SOURCE DATA:
^^^^^^^^

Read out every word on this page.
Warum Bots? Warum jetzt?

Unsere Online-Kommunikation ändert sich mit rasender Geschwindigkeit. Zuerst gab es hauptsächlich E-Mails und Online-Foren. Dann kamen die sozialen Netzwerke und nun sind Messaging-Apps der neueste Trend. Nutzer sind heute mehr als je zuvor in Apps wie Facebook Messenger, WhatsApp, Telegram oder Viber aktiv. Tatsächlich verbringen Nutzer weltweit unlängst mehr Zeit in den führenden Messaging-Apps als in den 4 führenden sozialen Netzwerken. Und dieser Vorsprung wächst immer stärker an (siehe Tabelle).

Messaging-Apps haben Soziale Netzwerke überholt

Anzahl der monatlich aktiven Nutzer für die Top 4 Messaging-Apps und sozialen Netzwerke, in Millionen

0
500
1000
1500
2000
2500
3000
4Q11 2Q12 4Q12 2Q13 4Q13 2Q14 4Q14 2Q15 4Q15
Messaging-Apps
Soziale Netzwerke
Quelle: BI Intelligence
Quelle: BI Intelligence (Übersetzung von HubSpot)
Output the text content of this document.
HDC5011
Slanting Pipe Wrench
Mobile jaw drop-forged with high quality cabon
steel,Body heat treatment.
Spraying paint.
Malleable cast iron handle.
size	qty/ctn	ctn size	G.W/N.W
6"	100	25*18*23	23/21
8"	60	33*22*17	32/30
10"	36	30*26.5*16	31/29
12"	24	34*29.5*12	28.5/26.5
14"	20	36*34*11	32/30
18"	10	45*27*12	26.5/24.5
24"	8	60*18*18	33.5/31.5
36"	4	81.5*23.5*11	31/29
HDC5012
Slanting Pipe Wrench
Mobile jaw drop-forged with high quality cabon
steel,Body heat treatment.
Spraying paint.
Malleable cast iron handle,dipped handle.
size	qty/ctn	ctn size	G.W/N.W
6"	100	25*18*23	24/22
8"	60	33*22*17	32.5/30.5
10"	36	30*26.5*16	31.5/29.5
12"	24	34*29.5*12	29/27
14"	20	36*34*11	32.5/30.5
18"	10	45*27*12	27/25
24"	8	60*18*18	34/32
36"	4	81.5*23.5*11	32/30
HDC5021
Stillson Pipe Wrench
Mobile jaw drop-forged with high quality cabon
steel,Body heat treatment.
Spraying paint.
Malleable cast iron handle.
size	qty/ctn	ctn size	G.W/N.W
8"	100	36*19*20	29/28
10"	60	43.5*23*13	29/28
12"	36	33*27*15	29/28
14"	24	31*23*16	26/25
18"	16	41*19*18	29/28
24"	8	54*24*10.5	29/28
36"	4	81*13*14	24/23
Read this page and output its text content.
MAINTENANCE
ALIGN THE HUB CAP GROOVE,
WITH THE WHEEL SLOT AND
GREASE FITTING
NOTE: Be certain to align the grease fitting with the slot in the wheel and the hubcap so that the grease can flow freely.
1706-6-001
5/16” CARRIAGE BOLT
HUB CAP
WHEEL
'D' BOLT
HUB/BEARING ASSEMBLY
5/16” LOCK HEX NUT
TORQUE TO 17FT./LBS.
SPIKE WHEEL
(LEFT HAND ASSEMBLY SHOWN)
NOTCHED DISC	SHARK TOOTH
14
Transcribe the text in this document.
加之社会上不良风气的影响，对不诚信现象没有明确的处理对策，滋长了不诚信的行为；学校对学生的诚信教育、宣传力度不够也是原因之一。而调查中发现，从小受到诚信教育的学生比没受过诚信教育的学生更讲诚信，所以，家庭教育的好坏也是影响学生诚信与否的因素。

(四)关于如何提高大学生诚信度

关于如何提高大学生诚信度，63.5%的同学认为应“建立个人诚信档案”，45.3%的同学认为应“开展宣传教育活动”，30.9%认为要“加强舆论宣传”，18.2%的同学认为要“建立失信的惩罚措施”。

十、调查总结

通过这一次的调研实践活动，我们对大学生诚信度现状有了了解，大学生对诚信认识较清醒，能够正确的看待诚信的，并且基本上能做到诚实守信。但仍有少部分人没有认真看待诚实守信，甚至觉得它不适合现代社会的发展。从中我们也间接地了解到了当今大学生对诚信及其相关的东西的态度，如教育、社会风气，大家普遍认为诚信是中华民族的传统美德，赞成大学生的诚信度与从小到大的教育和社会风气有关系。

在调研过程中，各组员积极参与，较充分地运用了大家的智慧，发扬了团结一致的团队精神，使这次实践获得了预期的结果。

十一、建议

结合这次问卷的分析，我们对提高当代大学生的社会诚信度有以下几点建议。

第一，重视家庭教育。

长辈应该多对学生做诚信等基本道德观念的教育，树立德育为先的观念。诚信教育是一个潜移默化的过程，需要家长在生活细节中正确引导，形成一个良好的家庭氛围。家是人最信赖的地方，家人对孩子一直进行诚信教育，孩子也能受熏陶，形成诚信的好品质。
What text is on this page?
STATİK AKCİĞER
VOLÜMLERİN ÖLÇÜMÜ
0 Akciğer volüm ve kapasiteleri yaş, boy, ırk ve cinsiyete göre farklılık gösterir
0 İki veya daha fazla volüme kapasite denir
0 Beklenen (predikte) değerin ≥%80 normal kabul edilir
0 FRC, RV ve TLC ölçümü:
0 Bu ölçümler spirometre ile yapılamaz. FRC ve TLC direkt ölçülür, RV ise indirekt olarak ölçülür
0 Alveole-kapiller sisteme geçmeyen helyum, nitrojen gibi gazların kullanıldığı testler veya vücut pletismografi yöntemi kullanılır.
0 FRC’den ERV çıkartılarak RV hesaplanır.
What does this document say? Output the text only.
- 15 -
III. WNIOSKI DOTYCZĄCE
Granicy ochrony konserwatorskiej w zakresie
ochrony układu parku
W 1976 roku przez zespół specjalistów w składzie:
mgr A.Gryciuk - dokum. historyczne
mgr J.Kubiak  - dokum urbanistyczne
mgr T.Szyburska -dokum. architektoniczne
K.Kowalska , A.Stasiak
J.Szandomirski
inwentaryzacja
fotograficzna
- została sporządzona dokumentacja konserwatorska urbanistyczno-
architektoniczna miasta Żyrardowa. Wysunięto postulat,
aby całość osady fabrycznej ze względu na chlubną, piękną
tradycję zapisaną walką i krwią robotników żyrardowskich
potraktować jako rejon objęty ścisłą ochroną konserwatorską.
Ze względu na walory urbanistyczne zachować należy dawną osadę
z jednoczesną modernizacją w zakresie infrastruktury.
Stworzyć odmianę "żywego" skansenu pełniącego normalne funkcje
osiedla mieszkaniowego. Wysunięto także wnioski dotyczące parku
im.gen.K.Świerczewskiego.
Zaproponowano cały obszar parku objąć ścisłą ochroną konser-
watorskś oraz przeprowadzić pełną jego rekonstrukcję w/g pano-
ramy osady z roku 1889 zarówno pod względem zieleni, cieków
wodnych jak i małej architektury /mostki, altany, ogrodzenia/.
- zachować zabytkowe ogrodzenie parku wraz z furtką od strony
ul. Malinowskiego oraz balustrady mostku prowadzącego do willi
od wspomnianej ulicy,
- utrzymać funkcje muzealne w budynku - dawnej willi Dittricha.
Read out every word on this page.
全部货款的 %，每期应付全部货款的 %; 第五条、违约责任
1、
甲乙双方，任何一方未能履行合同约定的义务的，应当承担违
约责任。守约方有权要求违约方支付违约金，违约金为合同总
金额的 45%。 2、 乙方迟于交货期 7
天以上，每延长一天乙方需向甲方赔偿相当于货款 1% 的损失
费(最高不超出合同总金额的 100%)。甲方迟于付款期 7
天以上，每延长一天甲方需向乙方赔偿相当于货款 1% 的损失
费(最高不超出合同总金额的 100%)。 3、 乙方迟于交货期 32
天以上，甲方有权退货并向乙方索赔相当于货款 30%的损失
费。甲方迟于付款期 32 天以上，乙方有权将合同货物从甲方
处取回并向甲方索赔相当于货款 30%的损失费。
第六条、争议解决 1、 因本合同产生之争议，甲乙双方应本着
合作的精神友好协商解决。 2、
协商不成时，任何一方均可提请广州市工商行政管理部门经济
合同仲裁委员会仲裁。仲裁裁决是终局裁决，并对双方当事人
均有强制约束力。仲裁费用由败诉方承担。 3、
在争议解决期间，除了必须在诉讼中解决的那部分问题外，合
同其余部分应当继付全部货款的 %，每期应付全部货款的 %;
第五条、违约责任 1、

^^^^^^^^

WHAT YOU NEED TO DO:
Look for "每期应付全部货款的" and pull out every line that has it.

EXERCISE RESPONSE:
全部货款的 %，每期应付全部货款的 %; 第五条、违约责任
同其余部分应当继付全部货款的 %，每期应付全部货款的 %;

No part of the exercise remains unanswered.